§ Records shown:
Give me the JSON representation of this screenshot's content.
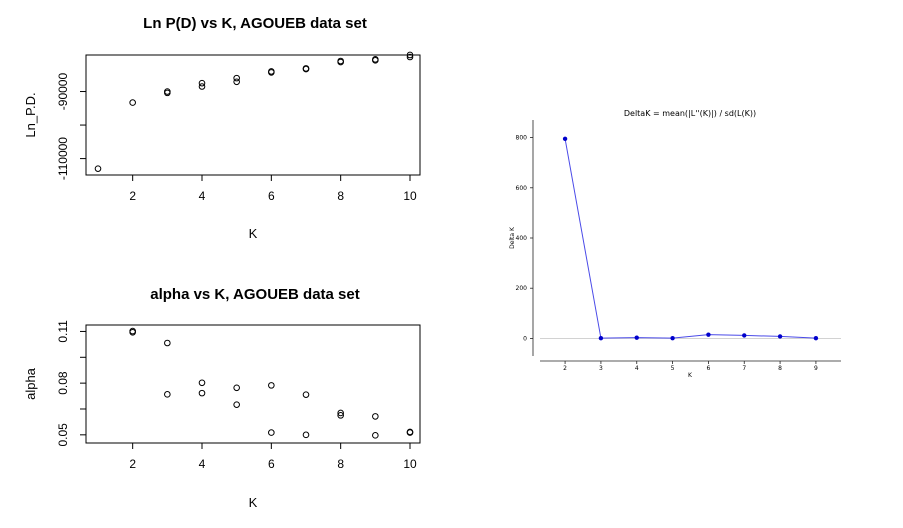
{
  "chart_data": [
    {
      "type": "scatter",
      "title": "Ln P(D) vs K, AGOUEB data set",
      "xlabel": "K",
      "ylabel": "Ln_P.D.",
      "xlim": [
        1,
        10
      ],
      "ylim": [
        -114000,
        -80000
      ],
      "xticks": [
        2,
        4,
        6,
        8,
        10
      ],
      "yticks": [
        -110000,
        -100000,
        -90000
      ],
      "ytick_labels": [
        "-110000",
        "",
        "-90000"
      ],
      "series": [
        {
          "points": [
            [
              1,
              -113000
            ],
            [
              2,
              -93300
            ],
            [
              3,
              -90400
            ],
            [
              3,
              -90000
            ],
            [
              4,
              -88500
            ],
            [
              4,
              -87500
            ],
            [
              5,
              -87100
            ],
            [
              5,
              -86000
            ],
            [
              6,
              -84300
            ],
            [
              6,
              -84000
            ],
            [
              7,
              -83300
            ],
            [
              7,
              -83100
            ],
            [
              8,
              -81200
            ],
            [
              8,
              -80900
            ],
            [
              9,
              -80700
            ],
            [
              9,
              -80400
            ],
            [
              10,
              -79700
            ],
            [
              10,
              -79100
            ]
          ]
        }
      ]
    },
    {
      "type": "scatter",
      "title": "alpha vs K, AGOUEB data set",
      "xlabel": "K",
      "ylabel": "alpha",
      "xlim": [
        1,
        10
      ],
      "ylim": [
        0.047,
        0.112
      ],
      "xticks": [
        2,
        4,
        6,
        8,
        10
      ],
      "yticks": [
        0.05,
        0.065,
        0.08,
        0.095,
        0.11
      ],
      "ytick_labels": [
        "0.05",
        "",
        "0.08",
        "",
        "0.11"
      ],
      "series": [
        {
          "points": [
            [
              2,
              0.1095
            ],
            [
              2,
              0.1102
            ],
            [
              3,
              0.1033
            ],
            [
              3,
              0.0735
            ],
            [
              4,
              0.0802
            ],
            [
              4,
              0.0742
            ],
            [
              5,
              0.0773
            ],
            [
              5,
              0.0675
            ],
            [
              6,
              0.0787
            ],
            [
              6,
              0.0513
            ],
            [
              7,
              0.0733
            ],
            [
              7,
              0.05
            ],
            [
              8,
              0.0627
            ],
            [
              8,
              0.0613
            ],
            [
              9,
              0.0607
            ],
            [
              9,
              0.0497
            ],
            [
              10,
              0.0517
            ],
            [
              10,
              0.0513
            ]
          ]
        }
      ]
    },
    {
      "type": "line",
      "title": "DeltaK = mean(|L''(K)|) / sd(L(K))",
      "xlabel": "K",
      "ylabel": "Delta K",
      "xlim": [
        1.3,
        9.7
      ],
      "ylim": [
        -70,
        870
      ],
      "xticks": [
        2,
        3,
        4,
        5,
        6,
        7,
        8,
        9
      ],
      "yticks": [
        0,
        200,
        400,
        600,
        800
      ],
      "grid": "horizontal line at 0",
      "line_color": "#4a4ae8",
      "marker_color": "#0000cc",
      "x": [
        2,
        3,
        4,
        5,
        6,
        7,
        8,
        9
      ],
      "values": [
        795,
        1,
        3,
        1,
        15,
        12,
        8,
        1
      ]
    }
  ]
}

§ Exercise aim:
Your task is to gather all lines from the entries above that hold the word "title".

§ Response for this exercise:
      "title": "Ln P(D) vs K, AGOUEB data set",
      "title": "alpha vs K, AGOUEB data set",
      "title": "DeltaK = mean(|L''(K)|) / sd(L(K))",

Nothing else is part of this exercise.